* _OBJECTIVE_: Collect every line of the records below that contains the word "grand".
-- START INPUT ROWS --
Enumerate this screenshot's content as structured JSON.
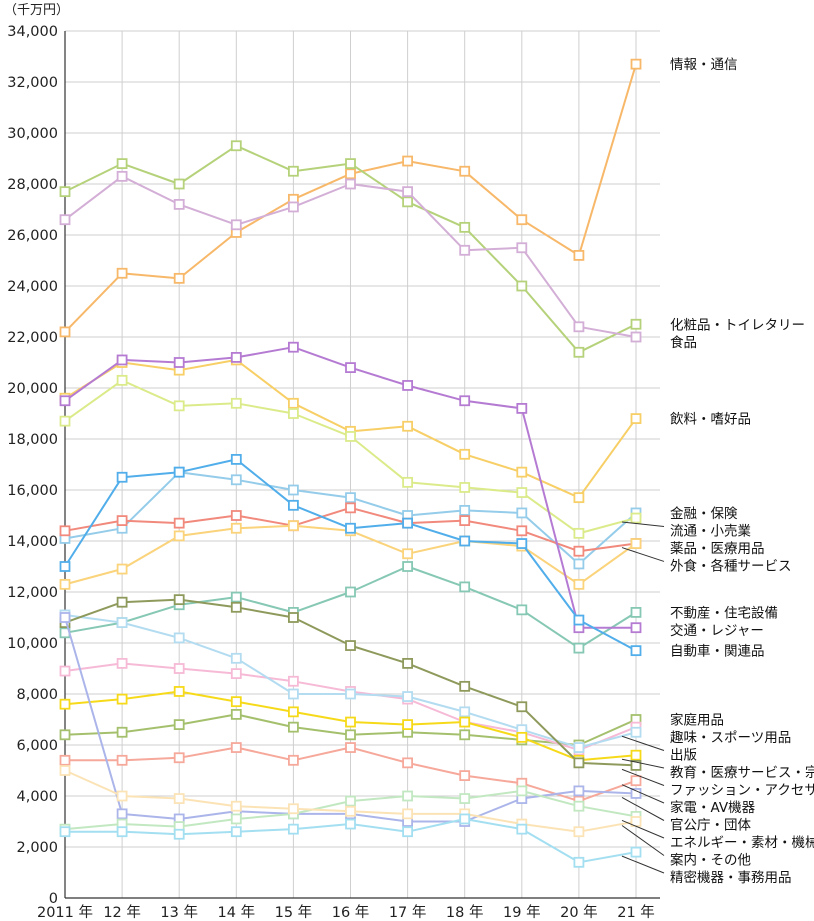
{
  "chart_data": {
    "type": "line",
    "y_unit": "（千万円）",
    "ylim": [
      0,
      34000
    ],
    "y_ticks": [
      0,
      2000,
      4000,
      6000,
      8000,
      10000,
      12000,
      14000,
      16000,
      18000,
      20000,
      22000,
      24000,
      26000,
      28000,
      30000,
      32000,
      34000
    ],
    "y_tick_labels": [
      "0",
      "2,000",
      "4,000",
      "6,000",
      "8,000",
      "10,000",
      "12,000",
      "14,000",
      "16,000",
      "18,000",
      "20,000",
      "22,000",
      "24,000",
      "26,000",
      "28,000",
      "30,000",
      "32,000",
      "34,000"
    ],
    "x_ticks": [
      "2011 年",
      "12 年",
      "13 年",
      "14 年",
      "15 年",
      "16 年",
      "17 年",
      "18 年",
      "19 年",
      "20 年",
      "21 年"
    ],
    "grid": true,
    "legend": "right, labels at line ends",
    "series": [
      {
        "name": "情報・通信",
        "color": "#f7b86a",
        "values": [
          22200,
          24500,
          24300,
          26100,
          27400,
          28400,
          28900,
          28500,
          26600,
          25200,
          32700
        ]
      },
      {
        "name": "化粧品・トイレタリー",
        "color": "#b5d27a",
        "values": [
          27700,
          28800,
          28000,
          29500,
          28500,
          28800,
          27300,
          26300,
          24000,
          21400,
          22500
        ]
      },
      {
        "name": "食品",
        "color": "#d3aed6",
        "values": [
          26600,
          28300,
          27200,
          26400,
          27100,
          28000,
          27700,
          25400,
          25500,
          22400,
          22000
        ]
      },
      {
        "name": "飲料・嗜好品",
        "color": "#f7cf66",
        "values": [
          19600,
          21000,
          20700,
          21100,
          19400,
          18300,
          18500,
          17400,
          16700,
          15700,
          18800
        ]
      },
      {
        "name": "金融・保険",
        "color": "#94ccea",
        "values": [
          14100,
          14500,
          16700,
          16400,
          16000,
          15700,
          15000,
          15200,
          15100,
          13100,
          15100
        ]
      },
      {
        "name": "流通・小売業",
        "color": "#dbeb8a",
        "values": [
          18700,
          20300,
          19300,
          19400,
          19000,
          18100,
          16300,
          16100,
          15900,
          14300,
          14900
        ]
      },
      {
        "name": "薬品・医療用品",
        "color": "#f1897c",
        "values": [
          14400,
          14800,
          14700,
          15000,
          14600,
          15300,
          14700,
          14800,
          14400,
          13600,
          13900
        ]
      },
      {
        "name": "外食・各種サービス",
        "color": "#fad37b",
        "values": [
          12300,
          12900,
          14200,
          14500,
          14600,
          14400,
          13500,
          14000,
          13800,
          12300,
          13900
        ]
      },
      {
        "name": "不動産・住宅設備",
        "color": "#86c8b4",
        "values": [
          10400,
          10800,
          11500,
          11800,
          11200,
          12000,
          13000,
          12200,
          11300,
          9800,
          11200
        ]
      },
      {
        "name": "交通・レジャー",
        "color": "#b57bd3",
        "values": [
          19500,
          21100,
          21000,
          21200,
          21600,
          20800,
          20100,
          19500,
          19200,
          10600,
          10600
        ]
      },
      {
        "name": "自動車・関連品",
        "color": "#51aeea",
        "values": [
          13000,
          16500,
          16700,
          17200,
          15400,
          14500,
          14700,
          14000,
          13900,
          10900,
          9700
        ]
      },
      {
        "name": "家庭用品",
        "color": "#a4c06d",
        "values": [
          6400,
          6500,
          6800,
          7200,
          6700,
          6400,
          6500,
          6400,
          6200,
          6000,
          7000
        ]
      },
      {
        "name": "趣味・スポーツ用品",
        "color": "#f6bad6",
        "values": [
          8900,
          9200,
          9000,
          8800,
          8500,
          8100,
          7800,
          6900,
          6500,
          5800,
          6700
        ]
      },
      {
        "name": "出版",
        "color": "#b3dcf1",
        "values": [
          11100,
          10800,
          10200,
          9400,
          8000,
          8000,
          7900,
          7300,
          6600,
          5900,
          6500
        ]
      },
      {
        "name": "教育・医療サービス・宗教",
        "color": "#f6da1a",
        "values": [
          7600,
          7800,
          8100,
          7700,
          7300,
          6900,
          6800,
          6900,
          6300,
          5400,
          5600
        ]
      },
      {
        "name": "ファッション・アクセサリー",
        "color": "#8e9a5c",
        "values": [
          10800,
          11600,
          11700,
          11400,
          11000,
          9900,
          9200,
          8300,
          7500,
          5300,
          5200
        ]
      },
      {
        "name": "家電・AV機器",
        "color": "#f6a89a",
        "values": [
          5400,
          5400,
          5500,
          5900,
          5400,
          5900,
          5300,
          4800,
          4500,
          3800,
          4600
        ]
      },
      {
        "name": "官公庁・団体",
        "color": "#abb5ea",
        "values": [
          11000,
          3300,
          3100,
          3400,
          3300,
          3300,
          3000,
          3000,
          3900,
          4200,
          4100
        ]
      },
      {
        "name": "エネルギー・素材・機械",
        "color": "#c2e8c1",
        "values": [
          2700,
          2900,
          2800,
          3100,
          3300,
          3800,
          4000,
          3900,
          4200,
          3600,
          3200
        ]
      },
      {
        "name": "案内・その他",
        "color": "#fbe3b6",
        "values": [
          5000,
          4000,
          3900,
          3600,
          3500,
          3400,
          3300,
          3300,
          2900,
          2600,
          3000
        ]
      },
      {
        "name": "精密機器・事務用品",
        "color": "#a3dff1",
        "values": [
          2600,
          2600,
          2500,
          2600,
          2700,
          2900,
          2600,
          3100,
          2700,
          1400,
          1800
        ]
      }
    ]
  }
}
-- END INPUT ROWS --
-- START INPUT ROWS --
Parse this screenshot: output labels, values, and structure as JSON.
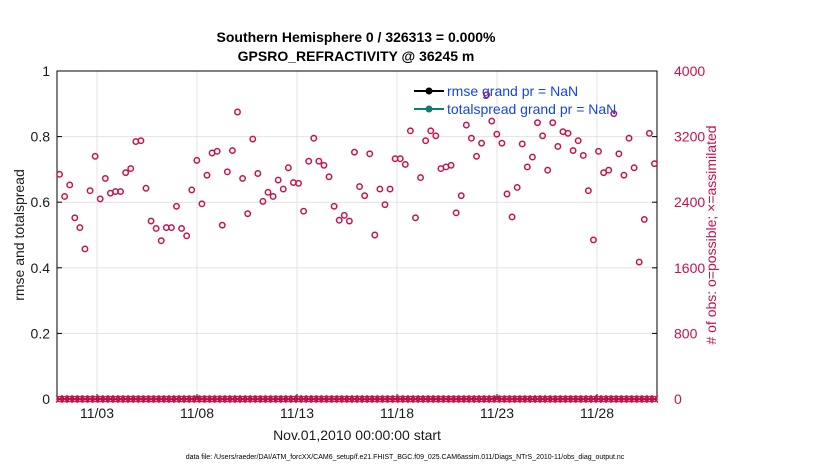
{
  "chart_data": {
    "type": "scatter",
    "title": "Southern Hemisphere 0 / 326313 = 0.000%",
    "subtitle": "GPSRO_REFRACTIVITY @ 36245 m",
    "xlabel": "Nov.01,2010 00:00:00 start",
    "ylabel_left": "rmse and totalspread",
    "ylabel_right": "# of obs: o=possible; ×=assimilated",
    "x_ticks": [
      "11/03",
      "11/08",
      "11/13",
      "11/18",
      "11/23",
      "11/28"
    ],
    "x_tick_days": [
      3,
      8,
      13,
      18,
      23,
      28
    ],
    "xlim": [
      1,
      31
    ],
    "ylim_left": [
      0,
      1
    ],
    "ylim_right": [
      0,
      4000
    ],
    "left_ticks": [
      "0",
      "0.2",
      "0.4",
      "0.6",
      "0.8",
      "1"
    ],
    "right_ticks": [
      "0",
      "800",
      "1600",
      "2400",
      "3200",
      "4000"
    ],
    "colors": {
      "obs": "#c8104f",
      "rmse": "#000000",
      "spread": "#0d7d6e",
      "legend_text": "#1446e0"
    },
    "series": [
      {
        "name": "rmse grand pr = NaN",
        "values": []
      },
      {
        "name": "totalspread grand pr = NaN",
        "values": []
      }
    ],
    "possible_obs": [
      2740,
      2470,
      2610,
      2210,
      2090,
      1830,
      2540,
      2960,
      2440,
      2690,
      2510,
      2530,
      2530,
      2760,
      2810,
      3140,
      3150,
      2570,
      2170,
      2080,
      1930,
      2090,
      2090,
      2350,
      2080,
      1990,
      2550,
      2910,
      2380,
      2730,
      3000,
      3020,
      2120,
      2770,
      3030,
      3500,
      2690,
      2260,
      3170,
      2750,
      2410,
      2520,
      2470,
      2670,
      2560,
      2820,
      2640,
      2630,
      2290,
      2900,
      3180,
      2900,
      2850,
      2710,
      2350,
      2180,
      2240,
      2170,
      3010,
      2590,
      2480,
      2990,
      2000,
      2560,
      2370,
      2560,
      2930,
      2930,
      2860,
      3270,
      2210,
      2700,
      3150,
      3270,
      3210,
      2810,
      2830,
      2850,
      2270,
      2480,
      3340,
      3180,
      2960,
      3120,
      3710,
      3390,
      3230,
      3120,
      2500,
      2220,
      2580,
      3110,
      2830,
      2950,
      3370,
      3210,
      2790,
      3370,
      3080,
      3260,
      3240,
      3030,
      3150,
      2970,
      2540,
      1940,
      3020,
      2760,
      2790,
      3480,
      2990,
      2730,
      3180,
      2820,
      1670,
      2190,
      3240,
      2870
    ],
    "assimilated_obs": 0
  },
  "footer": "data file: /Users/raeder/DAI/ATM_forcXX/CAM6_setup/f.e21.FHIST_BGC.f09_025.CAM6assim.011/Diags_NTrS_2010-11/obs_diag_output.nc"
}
-- END INPUT ROWS --
* _THE RESPONSE_:
        "name": "rmse grand pr = NaN",
        "name": "totalspread grand pr = NaN",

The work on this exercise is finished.